begin Stored rows
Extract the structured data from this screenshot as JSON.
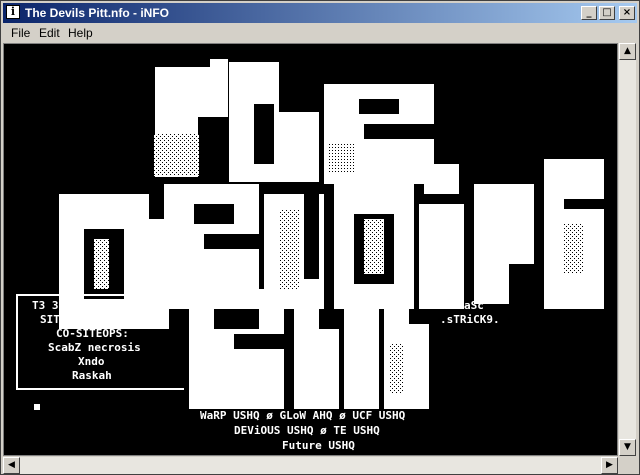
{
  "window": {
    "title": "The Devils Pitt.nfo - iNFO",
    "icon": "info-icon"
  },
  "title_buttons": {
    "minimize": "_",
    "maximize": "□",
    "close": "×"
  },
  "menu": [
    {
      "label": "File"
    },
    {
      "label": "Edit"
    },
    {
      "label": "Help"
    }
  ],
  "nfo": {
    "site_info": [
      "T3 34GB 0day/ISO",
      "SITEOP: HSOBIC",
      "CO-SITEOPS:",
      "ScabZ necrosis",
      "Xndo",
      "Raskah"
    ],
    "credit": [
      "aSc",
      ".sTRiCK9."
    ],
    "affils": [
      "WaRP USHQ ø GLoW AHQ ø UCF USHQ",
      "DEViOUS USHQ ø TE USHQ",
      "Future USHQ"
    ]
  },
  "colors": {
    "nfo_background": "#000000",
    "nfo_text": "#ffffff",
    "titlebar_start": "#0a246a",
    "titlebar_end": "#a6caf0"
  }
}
end Stored rows
▶ _What you have to do_
In your copy, repeat each record exactly and include no pictures.

▶ _Expected answer_
Extract the structured data from this screenshot as JSON.
{
  "window": {
    "title": "The Devils Pitt.nfo - iNFO",
    "icon": "info-icon"
  },
  "title_buttons": {
    "minimize": "_",
    "maximize": "□",
    "close": "×"
  },
  "menu": [
    {
      "label": "File"
    },
    {
      "label": "Edit"
    },
    {
      "label": "Help"
    }
  ],
  "nfo": {
    "site_info": [
      "T3 34GB 0day/ISO",
      "SITEOP: HSOBIC",
      "CO-SITEOPS:",
      "ScabZ necrosis",
      "Xndo",
      "Raskah"
    ],
    "credit": [
      "aSc",
      ".sTRiCK9."
    ],
    "affils": [
      "WaRP USHQ ø GLoW AHQ ø UCF USHQ",
      "DEViOUS USHQ ø TE USHQ",
      "Future USHQ"
    ]
  },
  "colors": {
    "nfo_background": "#000000",
    "nfo_text": "#ffffff",
    "titlebar_start": "#0a246a",
    "titlebar_end": "#a6caf0"
  }
}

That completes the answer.